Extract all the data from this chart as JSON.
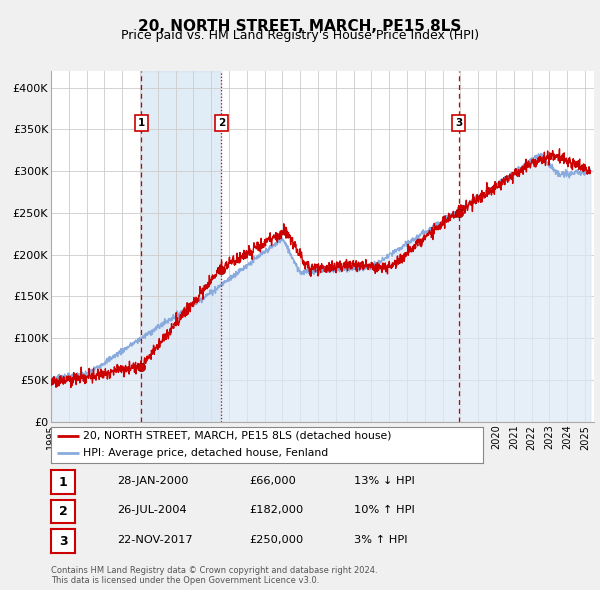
{
  "title": "20, NORTH STREET, MARCH, PE15 8LS",
  "subtitle": "Price paid vs. HM Land Registry's House Price Index (HPI)",
  "title_fontsize": 11,
  "subtitle_fontsize": 9,
  "background_color": "#f0f0f0",
  "plot_bg_color": "#ffffff",
  "grid_color": "#cccccc",
  "ylim": [
    0,
    420000
  ],
  "xlim_start": 1995.0,
  "xlim_end": 2025.5,
  "ytick_labels": [
    "£0",
    "£50K",
    "£100K",
    "£150K",
    "£200K",
    "£250K",
    "£300K",
    "£350K",
    "£400K"
  ],
  "ytick_values": [
    0,
    50000,
    100000,
    150000,
    200000,
    250000,
    300000,
    350000,
    400000
  ],
  "xtick_years": [
    1995,
    1996,
    1997,
    1998,
    1999,
    2000,
    2001,
    2002,
    2003,
    2004,
    2005,
    2006,
    2007,
    2008,
    2009,
    2010,
    2011,
    2012,
    2013,
    2014,
    2015,
    2016,
    2017,
    2018,
    2019,
    2020,
    2021,
    2022,
    2023,
    2024,
    2025
  ],
  "sale_color": "#cc0000",
  "hpi_line_color": "#88aadd",
  "hpi_fill_color": "#dce8f5",
  "annotation_box_color": "#cc0000",
  "sale_dates": [
    2000.08,
    2004.57,
    2017.9
  ],
  "sale_prices": [
    66000,
    182000,
    250000
  ],
  "sale_labels": [
    "1",
    "2",
    "3"
  ],
  "vline_styles": [
    "dashed",
    "dotted",
    "dashed"
  ],
  "vline_color": "#cc0000",
  "legend_entries": [
    "20, NORTH STREET, MARCH, PE15 8LS (detached house)",
    "HPI: Average price, detached house, Fenland"
  ],
  "table_rows": [
    {
      "num": "1",
      "date": "28-JAN-2000",
      "price": "£66,000",
      "hpi": "13% ↓ HPI"
    },
    {
      "num": "2",
      "date": "26-JUL-2004",
      "price": "£182,000",
      "hpi": "10% ↑ HPI"
    },
    {
      "num": "3",
      "date": "22-NOV-2017",
      "price": "£250,000",
      "hpi": "3% ↑ HPI"
    }
  ],
  "footer_text": "Contains HM Land Registry data © Crown copyright and database right 2024.\nThis data is licensed under the Open Government Licence v3.0.",
  "shaded_span": [
    2000.08,
    2004.57
  ]
}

********************

## Written problem:
All of the data needs repeating exactly, but the pictures do not.

## Solution:
Extract all the data from this chart as JSON.
{
  "title": "20, NORTH STREET, MARCH, PE15 8LS",
  "subtitle": "Price paid vs. HM Land Registry's House Price Index (HPI)",
  "title_fontsize": 11,
  "subtitle_fontsize": 9,
  "background_color": "#f0f0f0",
  "plot_bg_color": "#ffffff",
  "grid_color": "#cccccc",
  "ylim": [
    0,
    420000
  ],
  "xlim_start": 1995.0,
  "xlim_end": 2025.5,
  "ytick_labels": [
    "£0",
    "£50K",
    "£100K",
    "£150K",
    "£200K",
    "£250K",
    "£300K",
    "£350K",
    "£400K"
  ],
  "ytick_values": [
    0,
    50000,
    100000,
    150000,
    200000,
    250000,
    300000,
    350000,
    400000
  ],
  "xtick_years": [
    1995,
    1996,
    1997,
    1998,
    1999,
    2000,
    2001,
    2002,
    2003,
    2004,
    2005,
    2006,
    2007,
    2008,
    2009,
    2010,
    2011,
    2012,
    2013,
    2014,
    2015,
    2016,
    2017,
    2018,
    2019,
    2020,
    2021,
    2022,
    2023,
    2024,
    2025
  ],
  "sale_color": "#cc0000",
  "hpi_line_color": "#88aadd",
  "hpi_fill_color": "#dce8f5",
  "annotation_box_color": "#cc0000",
  "sale_dates": [
    2000.08,
    2004.57,
    2017.9
  ],
  "sale_prices": [
    66000,
    182000,
    250000
  ],
  "sale_labels": [
    "1",
    "2",
    "3"
  ],
  "vline_styles": [
    "dashed",
    "dotted",
    "dashed"
  ],
  "vline_color": "#cc0000",
  "legend_entries": [
    "20, NORTH STREET, MARCH, PE15 8LS (detached house)",
    "HPI: Average price, detached house, Fenland"
  ],
  "table_rows": [
    {
      "num": "1",
      "date": "28-JAN-2000",
      "price": "£66,000",
      "hpi": "13% ↓ HPI"
    },
    {
      "num": "2",
      "date": "26-JUL-2004",
      "price": "£182,000",
      "hpi": "10% ↑ HPI"
    },
    {
      "num": "3",
      "date": "22-NOV-2017",
      "price": "£250,000",
      "hpi": "3% ↑ HPI"
    }
  ],
  "footer_text": "Contains HM Land Registry data © Crown copyright and database right 2024.\nThis data is licensed under the Open Government Licence v3.0.",
  "shaded_span": [
    2000.08,
    2004.57
  ]
}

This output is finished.